BEGIN GIVEN RECORDS

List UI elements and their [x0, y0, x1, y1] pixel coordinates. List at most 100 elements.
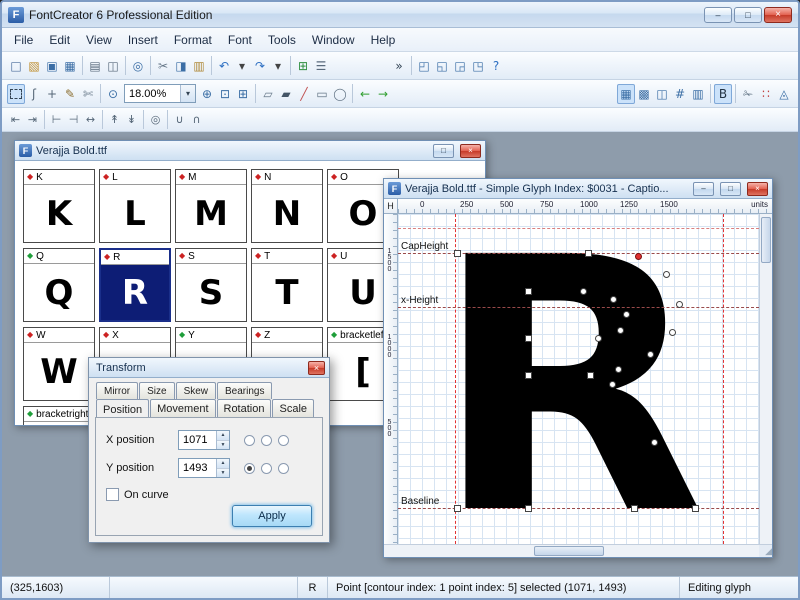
select-tool-button[interactable] [7, 84, 25, 104]
control-point[interactable] [669, 329, 676, 336]
control-point[interactable] [676, 301, 683, 308]
control-point[interactable] [587, 372, 594, 379]
glyph-cell[interactable]: ◆WW [23, 327, 95, 401]
tab-skew[interactable]: Skew [176, 382, 216, 399]
horizontal-scrollbar[interactable] [384, 544, 759, 557]
previous-glyph-button[interactable]: ← [356, 84, 374, 104]
center-glyph-button[interactable]: ◎ [147, 111, 164, 128]
control-point[interactable] [609, 381, 616, 388]
x-position-input[interactable]: 1071 ▲ ▼ [178, 430, 230, 450]
move-up-button[interactable]: ↟ [106, 111, 123, 128]
control-point[interactable] [595, 335, 602, 342]
freehand-select-tool-button[interactable]: ʃ [25, 84, 43, 104]
paste-button[interactable]: ▥ [190, 56, 208, 76]
control-point[interactable] [663, 271, 670, 278]
line-segment-tool-button[interactable]: ╱ [295, 84, 313, 104]
next-glyph-button[interactable]: → [374, 84, 392, 104]
pan-tool-button[interactable]: + [43, 84, 61, 104]
redo-menu-button[interactable]: ▾ [269, 56, 287, 76]
control-point[interactable] [610, 296, 617, 303]
anchor-radio[interactable] [244, 463, 255, 474]
tab-size[interactable]: Size [139, 382, 174, 399]
control-point[interactable] [525, 505, 532, 512]
editor-title-bar[interactable]: F Verajja Bold.ttf - Simple Glyph Index:… [384, 179, 772, 199]
new-font-button[interactable]: □ [7, 56, 25, 76]
menu-tools[interactable]: Tools [260, 30, 304, 50]
y-position-input[interactable]: 1493 ▲ ▼ [178, 458, 230, 478]
undo-menu-button[interactable]: ▾ [233, 56, 251, 76]
glyph-cell[interactable]: ◆TT [251, 248, 323, 322]
overview-maximize-button[interactable]: □ [433, 144, 454, 158]
left-sidebearing-guide[interactable] [455, 214, 456, 544]
glyph-cell[interactable]: ◆QQ [23, 248, 95, 322]
control-point[interactable] [631, 505, 638, 512]
control-point[interactable] [585, 250, 592, 257]
chevron-down-icon[interactable]: ▾ [180, 85, 195, 102]
zoom-glyph-button[interactable]: ⊞ [234, 84, 252, 104]
control-point[interactable] [647, 351, 654, 358]
draw-contour-tool-button[interactable]: ✎ [61, 84, 79, 104]
labels-toggle-button[interactable]: B [714, 84, 732, 104]
grid-options-button[interactable]: ▩ [635, 84, 653, 104]
union-contours-button[interactable]: ∪ [171, 111, 188, 128]
insert-glyphs-button[interactable]: ⊞ [294, 56, 312, 76]
editor-maximize-button[interactable]: □ [720, 182, 741, 196]
glyph-outline[interactable]: R [433, 214, 705, 544]
open-font-button[interactable]: ▧ [25, 56, 43, 76]
y-spin-up-icon[interactable]: ▲ [217, 459, 229, 469]
control-point[interactable] [623, 311, 630, 318]
glyph-cell[interactable]: ◆NN [251, 169, 323, 243]
glyph-cell[interactable]: ◆KK [23, 169, 95, 243]
undo-button[interactable]: ↶ [215, 56, 233, 76]
maximize-button[interactable]: □ [734, 7, 762, 23]
save-font-button[interactable]: ▣ [43, 56, 61, 76]
print-button[interactable]: ▤ [86, 56, 104, 76]
control-point[interactable] [454, 250, 461, 257]
cut-button[interactable]: ✂ [154, 56, 172, 76]
glyph-properties-button[interactable]: ☰ [312, 56, 330, 76]
tab-scale[interactable]: Scale [272, 399, 314, 417]
glyph-cell[interactable]: ◆bracketright] [23, 406, 95, 425]
horizontal-scrollbar-thumb[interactable] [534, 546, 604, 556]
copy-button[interactable]: ◨ [172, 56, 190, 76]
control-point[interactable] [525, 335, 532, 342]
anchor-radio[interactable] [261, 463, 272, 474]
menu-font[interactable]: Font [220, 30, 260, 50]
y-spin-down-icon[interactable]: ▼ [217, 469, 229, 478]
grid-toggle-button[interactable]: ▦ [617, 84, 635, 104]
close-button[interactable]: × [764, 7, 792, 23]
dialog-title-bar[interactable]: Transform × [89, 358, 329, 378]
print-preview-button[interactable]: ◫ [104, 56, 122, 76]
menu-help[interactable]: Help [363, 30, 404, 50]
menu-view[interactable]: View [78, 30, 120, 50]
x-position-value[interactable]: 1071 [179, 431, 216, 449]
anchor-radio[interactable] [278, 435, 289, 446]
anchor-radio[interactable] [244, 435, 255, 446]
zoom-tool-button[interactable]: ⊙ [104, 84, 122, 104]
control-point[interactable] [454, 505, 461, 512]
editor-close-button[interactable]: × [747, 182, 768, 196]
window-split-button[interactable]: ◲ [451, 56, 469, 76]
tab-position[interactable]: Position [96, 399, 149, 417]
tab-movement[interactable]: Movement [150, 399, 215, 417]
zoom-in-button[interactable]: ⊕ [198, 84, 216, 104]
control-point[interactable] [525, 288, 532, 295]
snap-to-grid-button[interactable]: # [671, 84, 689, 104]
control-point[interactable] [617, 327, 624, 334]
glyph-cell[interactable]: ◆SS [175, 248, 247, 322]
vertical-scrollbar[interactable] [759, 214, 772, 544]
control-point[interactable] [651, 439, 658, 446]
tab-bearings[interactable]: Bearings [217, 382, 272, 399]
anchor-radio[interactable] [261, 435, 272, 446]
vertical-scrollbar-thumb[interactable] [761, 217, 771, 263]
points-display-button[interactable]: ∷ [757, 84, 775, 104]
previous-glyph-small-button[interactable]: ⇤ [7, 111, 24, 128]
control-point[interactable] [692, 505, 699, 512]
editor-minimize-button[interactable]: – [693, 182, 714, 196]
resize-grip-icon[interactable]: ◢ [759, 544, 772, 557]
left-bearing-button[interactable]: ⊢ [48, 111, 65, 128]
rectangle-tool-button[interactable]: ▭ [313, 84, 331, 104]
overview-title-bar[interactable]: F Verajja Bold.ttf □ × [15, 141, 485, 161]
find-button[interactable]: ◎ [129, 56, 147, 76]
glyph-cell[interactable]: ◆RR [99, 248, 171, 322]
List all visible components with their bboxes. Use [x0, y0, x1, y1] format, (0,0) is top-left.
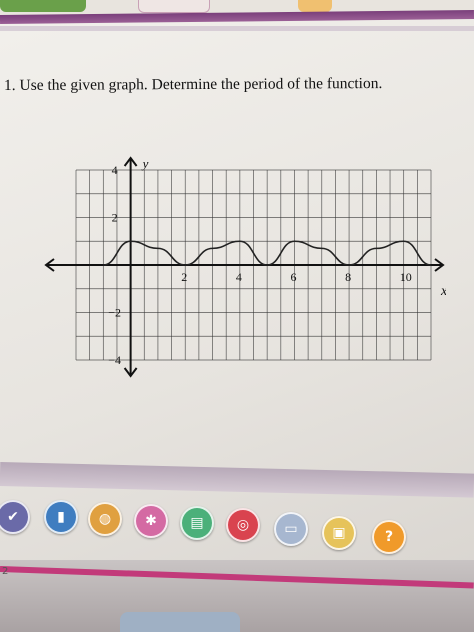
- globe-icon[interactable]: ◍: [88, 502, 122, 536]
- question-number: 1.: [3, 76, 16, 94]
- header-divider-shadow: [0, 26, 474, 31]
- clipboard-icon[interactable]: ▤: [180, 506, 214, 540]
- curve-point: [375, 247, 378, 250]
- book-icon[interactable]: ▮: [44, 500, 78, 534]
- screen-photo: 1. Use the given graph. Determine the pe…: [0, 0, 474, 632]
- curve-point: [157, 247, 159, 250]
- x-tick-label: 6: [290, 270, 296, 284]
- y-tick-label: −2: [108, 306, 121, 320]
- y-axis-label: y: [141, 156, 149, 171]
- graph-tick-labels: x y 2 4 6 8 10 4 2 −2 −4: [108, 156, 446, 367]
- x-axis-label: x: [440, 284, 446, 299]
- top-tab-pink[interactable]: [138, 0, 210, 13]
- x-tick-label: 8: [345, 270, 351, 284]
- function-graph: x y 2 4 6 8 10 4 2 −2 −4: [44, 156, 446, 378]
- curve-point: [320, 247, 323, 250]
- curve-point: [239, 240, 241, 243]
- printer-icon[interactable]: ▣: [322, 516, 356, 550]
- tool-bar: ✔ ▮ ◍ ✱ ▤ ◎ ▭ ▣ ?: [0, 492, 474, 562]
- y-tick-label: −4: [108, 353, 121, 367]
- curve-point: [293, 240, 296, 243]
- y-tick-label: 2: [112, 211, 118, 225]
- footer-tab[interactable]: [120, 612, 240, 632]
- top-tab-green[interactable]: [0, 0, 86, 12]
- bug-icon[interactable]: ✱: [134, 504, 168, 538]
- graph-axes: [44, 156, 445, 378]
- curve-point: [348, 264, 350, 266]
- curve-point: [184, 264, 187, 266]
- x-tick-label: 4: [236, 270, 242, 284]
- question-prompt: Use the given graph. Determine the perio…: [19, 75, 383, 94]
- curve-point: [402, 240, 405, 243]
- x-tick-label: 10: [400, 270, 412, 284]
- x-tick-label: 2: [181, 270, 187, 284]
- curve-point: [102, 264, 105, 266]
- check-icon[interactable]: ✔: [0, 500, 30, 534]
- help-icon[interactable]: ?: [372, 520, 406, 554]
- question-text: 1. Use the given graph. Determine the pe…: [4, 75, 382, 95]
- curve-point: [129, 240, 132, 243]
- curve-point: [430, 264, 432, 266]
- footer-question-number: 2: [2, 566, 9, 577]
- keyboard-icon[interactable]: ▭: [274, 512, 308, 546]
- top-tab-orange[interactable]: [298, 0, 332, 12]
- curve-point: [266, 264, 268, 266]
- y-tick-label: 4: [112, 163, 118, 177]
- target-icon[interactable]: ◎: [226, 508, 260, 542]
- curve-point: [211, 247, 214, 250]
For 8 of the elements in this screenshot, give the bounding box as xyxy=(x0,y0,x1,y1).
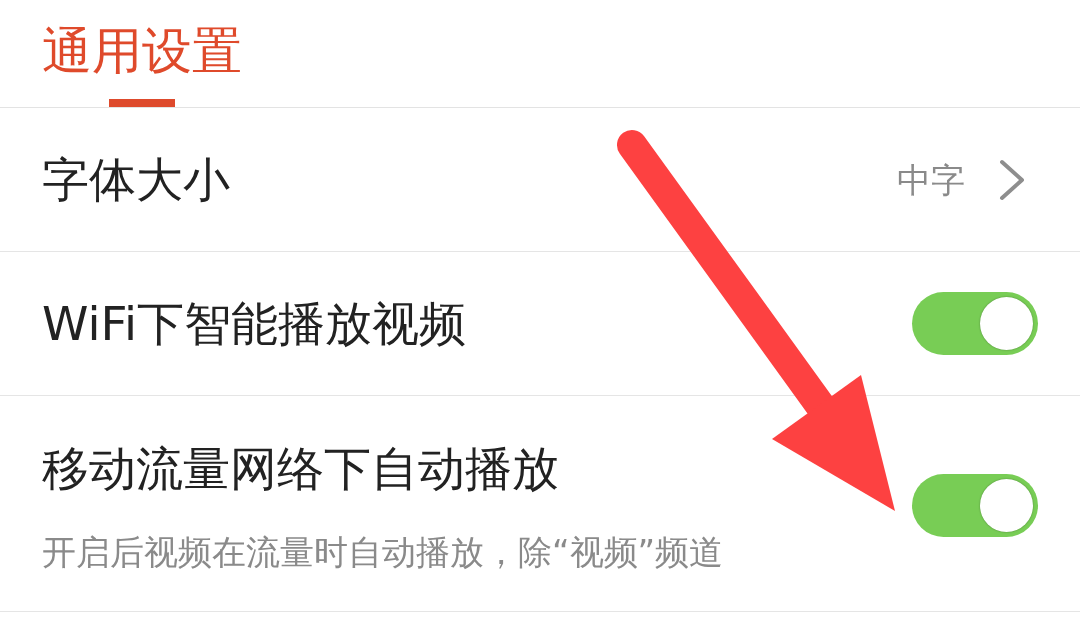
setting-label: 字体大小 xyxy=(42,151,231,208)
setting-label: 移动流量网络下自动播放 xyxy=(42,440,560,497)
tab[interactable]: 通用设置 xyxy=(40,0,244,107)
setting-value: 中字 xyxy=(897,158,965,201)
tab-indicator xyxy=(109,99,175,107)
chevron-right-icon xyxy=(999,158,1025,201)
setting-description: 开启后视频在流量时自动播放，除“视频”频道 xyxy=(42,530,725,573)
setting-label: WiFi下智能播放视频 xyxy=(42,295,468,352)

END GIVEN RECORDS

_TASK GOAL:_
Please rewrite the entries as a Markdown table with the columns "No." and "Line," starting with the line containing "setting-label: 字体大小 xyxy=(42,151,231,208)" and going on through the last line of the entries, skipping any blank lines.

_EXERCISE RESPONSE:_
| No. | Line |
|---|---|
| 1 | setting-label: 字体大小 xyxy=(42,151,231,208) |
| 2 | setting-label: 移动流量网络下自动播放 xyxy=(42,440,560,497) |
| 3 | tab[interactable]: 通用设置 xyxy=(40,0,244,107) |
| 4 | setting-value: 中字 xyxy=(897,158,965,201) |
| 5 | tab-indicator xyxy=(109,99,175,107) |
| 6 | chevron-right-icon xyxy=(999,158,1025,201) |
| 7 | setting-description: 开启后视频在流量时自动播放，除“视频”频道 xyxy=(42,530,725,573) |
| 8 | setting-label: WiFi下智能播放视频 xyxy=(42,295,468,352) |